====== Source data ======
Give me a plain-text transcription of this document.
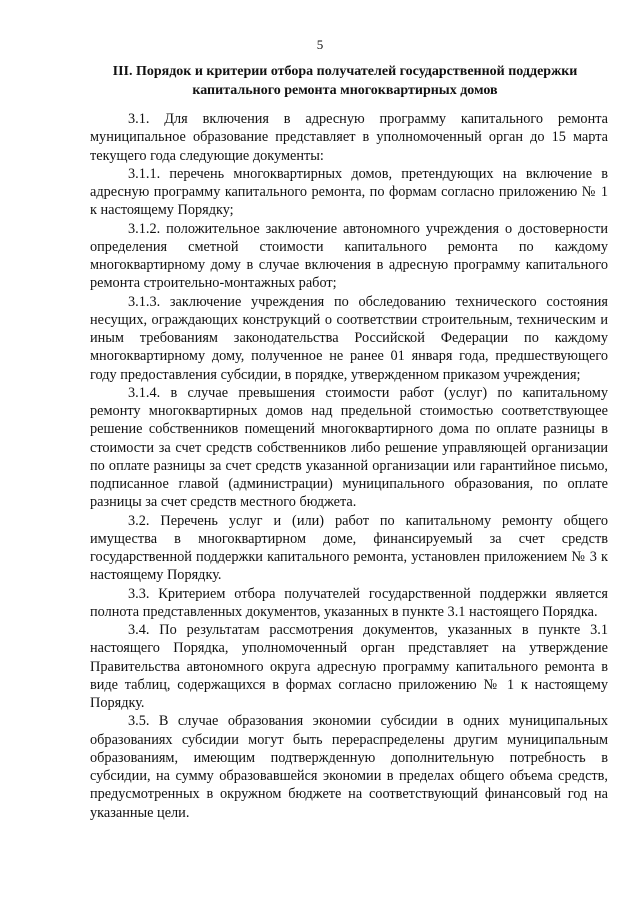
5
III. Порядок и критерии отбора получателей государственной поддержки капитального ремонта многоквартирных домов

3.1. Для включения в адресную программу капитального ремонта муниципальное образование представляет в уполномоченный орган до 15 марта текущего года следующие документы:

3.1.1. перечень многоквартирных домов, претендующих на включение в адресную программу капитального ремонта, по формам согласно приложению № 1 к настоящему Порядку;

3.1.2. положительное заключение автономного учреждения о достоверности определения сметной стоимости капитального ремонта по каждому многоквартирному дому в случае включения в адресную программу капитального ремонта строительно-монтажных работ;

3.1.3. заключение учреждения по обследованию технического состояния несущих, ограждающих конструкций о соответствии строительным, техническим и иным требованиям законодательства Российской Федерации по каждому многоквартирному дому, полученное не ранее 01 января года, предшествующего году предоставления субсидии, в порядке, утвержденном приказом учреждения;

3.1.4. в случае превышения стоимости работ (услуг) по капитальному ремонту многоквартирных домов над предельной стоимостью соответствующее решение собственников помещений многоквартирного дома по оплате разницы в стоимости за счет средств собственников либо решение управляющей организации по оплате разницы за счет средств указанной организации или гарантийное письмо, подписанное главой (администрации) муниципального образования, по оплате разницы за счет средств местного бюджета.

3.2. Перечень услуг и (или) работ по капитальному ремонту общего имущества в многоквартирном доме, финансируемый за счет средств государственной поддержки капитального ремонта, установлен приложением № 3 к настоящему Порядку.

3.3. Критерием отбора получателей государственной поддержки является полнота представленных документов, указанных в пункте 3.1 настоящего Порядка.

3.4. По результатам рассмотрения документов, указанных в пункте 3.1 настоящего Порядка, уполномоченный орган представляет на утверждение Правительства автономного округа адресную программу капитального ремонта в виде таблиц, содержащихся в формах согласно приложению № 1 к настоящему Порядку.

3.5. В случае образования экономии субсидии в одних муниципальных образованиях субсидии могут быть перераспределены другим муниципальным образованиям, имеющим подтвержденную дополнительную потребность в субсидии, на сумму образовавшейся экономии в пределах общего объема средств, предусмотренных в окружном бюджете на соответствующий финансовый год на указанные цели.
======
## Directive
Select and copy every line of the material that holds the string "домов".

## Result for this exercise
III. Порядок и критерии отбора получателей государственной поддержки капитального ремонта многоквартирных домов
3.1.1. перечень многоквартирных домов, претендующих на включение в адресную программу капитального ремонта, по формам согласно приложению № 1 к настоящему Порядку;
3.1.4. в случае превышения стоимости работ (услуг) по капитальному ремонту многоквартирных домов над предельной стоимостью соответствующее решение собственников помещений многоквартирного дома по оплате разницы в стоимости за счет средств собственников либо решение управляющей организации по оплате разницы за счет средств указанной организации или гарантийное письмо, подписанное главой (администрации) муниципального образования, по оплате разницы за счет средств местного бюджета.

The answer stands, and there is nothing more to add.